What is required:
If a line in the listing below includes the word "outside", pick it out.

Information supplied:
====
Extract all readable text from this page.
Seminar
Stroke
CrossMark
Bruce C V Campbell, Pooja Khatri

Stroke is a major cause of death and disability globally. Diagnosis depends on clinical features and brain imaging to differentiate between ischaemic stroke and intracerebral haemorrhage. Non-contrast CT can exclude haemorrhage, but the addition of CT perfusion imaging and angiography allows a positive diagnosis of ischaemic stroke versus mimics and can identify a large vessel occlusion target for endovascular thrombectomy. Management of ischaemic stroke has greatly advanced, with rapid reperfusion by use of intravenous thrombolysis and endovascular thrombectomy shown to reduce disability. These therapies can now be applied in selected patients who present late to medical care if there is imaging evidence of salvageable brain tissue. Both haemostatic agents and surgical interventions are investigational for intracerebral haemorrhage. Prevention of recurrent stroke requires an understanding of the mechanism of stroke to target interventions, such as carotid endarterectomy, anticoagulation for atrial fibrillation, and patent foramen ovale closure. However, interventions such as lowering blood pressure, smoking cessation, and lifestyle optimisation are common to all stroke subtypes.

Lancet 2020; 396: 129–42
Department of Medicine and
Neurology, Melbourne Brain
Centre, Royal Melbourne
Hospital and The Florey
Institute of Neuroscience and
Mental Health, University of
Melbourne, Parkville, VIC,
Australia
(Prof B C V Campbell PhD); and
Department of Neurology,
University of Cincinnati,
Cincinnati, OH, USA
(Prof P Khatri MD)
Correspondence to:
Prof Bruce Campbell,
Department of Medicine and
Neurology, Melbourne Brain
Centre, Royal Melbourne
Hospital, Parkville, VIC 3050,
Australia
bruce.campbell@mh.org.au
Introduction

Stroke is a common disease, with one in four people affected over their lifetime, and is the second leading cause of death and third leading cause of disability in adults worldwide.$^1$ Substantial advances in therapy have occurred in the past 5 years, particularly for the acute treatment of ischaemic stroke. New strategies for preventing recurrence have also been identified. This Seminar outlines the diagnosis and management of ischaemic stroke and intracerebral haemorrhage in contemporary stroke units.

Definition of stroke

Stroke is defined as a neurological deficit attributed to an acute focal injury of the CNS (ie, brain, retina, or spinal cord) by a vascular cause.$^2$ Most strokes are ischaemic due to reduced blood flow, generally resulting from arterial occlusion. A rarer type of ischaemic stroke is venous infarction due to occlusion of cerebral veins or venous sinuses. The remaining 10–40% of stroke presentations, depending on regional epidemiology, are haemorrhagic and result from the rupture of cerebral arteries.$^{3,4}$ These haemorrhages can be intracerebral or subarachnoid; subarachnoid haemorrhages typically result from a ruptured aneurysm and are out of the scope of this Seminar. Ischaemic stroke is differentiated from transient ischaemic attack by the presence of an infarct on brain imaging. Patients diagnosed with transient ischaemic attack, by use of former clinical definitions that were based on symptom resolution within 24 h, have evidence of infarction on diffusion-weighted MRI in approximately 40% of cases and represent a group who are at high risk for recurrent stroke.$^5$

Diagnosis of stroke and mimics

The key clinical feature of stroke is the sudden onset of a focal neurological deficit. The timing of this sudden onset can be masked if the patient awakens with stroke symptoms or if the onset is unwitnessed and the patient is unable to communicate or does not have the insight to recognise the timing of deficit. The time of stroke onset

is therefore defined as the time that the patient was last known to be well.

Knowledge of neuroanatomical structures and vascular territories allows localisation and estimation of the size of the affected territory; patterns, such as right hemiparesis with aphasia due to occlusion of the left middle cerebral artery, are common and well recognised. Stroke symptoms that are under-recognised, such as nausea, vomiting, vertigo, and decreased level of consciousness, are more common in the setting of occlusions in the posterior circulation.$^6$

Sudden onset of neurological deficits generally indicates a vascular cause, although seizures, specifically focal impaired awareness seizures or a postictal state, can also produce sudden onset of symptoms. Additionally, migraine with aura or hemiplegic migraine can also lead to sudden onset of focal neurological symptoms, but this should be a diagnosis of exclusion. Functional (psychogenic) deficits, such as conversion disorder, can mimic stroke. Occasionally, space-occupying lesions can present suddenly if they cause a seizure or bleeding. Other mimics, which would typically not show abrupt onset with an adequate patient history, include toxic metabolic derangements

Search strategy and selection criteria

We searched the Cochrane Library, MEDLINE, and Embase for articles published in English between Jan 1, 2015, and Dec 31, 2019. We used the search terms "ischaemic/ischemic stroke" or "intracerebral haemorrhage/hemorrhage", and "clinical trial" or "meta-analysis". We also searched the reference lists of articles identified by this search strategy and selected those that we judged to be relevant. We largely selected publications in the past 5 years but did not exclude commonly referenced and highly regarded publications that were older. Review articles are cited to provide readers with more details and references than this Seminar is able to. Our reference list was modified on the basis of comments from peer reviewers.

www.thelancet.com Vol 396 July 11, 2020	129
====
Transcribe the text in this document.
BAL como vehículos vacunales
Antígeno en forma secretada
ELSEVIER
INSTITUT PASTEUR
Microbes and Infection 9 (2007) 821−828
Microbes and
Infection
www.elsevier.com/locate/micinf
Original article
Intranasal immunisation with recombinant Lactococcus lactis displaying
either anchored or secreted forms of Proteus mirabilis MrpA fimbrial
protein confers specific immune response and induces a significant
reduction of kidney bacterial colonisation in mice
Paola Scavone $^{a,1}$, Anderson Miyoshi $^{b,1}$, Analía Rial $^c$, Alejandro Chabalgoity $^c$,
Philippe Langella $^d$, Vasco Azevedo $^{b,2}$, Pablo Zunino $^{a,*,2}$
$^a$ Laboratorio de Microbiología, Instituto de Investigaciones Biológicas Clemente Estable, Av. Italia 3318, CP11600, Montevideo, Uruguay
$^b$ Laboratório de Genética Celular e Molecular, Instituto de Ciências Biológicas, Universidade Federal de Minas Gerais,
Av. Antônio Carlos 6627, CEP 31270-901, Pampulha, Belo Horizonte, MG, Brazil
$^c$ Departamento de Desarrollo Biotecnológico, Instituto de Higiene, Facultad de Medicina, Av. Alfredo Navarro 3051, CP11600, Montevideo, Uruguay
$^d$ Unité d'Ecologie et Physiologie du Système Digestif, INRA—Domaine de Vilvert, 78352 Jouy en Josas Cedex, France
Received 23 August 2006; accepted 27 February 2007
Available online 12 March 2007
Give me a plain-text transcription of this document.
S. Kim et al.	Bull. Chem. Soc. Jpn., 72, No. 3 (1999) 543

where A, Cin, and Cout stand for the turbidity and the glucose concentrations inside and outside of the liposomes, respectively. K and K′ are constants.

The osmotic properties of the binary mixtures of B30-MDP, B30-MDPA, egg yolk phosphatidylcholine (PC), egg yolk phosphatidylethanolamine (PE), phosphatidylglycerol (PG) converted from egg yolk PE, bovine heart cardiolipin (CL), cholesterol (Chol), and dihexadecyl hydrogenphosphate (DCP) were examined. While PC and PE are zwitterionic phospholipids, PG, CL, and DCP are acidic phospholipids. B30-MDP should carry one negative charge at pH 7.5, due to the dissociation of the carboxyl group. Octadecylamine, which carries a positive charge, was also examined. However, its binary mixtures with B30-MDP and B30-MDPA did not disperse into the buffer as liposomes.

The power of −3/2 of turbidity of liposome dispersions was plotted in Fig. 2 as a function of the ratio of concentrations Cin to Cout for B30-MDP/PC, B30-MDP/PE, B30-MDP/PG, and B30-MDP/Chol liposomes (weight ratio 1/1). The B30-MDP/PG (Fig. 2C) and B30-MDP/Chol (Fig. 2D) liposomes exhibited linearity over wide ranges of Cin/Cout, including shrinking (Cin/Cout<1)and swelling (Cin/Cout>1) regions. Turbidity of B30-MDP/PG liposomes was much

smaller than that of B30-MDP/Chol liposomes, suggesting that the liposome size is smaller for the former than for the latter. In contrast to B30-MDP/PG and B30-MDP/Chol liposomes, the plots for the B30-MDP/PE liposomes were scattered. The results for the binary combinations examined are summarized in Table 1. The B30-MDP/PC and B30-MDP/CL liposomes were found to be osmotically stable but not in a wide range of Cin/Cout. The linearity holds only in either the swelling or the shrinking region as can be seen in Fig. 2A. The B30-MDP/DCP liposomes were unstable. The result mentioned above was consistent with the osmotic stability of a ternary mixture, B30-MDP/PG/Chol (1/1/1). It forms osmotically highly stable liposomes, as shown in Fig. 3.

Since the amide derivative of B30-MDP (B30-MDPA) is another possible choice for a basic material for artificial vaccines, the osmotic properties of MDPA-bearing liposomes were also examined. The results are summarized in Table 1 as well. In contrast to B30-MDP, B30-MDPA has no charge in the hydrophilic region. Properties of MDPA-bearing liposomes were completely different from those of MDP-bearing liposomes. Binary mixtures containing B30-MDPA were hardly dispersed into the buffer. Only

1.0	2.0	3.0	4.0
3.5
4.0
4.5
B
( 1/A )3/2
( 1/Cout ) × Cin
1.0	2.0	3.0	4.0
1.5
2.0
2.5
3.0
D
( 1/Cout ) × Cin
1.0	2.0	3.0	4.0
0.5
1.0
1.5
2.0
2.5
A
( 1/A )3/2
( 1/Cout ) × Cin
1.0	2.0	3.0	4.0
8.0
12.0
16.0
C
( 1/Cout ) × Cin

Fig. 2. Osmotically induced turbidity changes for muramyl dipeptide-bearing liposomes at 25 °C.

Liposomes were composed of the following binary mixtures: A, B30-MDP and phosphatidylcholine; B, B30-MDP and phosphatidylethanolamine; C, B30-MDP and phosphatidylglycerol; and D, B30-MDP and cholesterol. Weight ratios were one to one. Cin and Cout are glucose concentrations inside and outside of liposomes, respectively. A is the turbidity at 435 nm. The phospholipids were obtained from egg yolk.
====
Output of the exercise:
where A, Cin, and Cout stand for the turbidity and the glucose concentrations inside and outside of the liposomes, respectively. K and K′ are constants.
Liposomes were composed of the following binary mixtures: A, B30-MDP and phosphatidylcholine; B, B30-MDP and phosphatidylethanolamine; C, B30-MDP and phosphatidylglycerol; and D, B30-MDP and cholesterol. Weight ratios were one to one. Cin and Cout are glucose concentrations inside and outside of liposomes, respectively. A is the turbidity at 435 nm. The phospholipids were obtained from egg yolk.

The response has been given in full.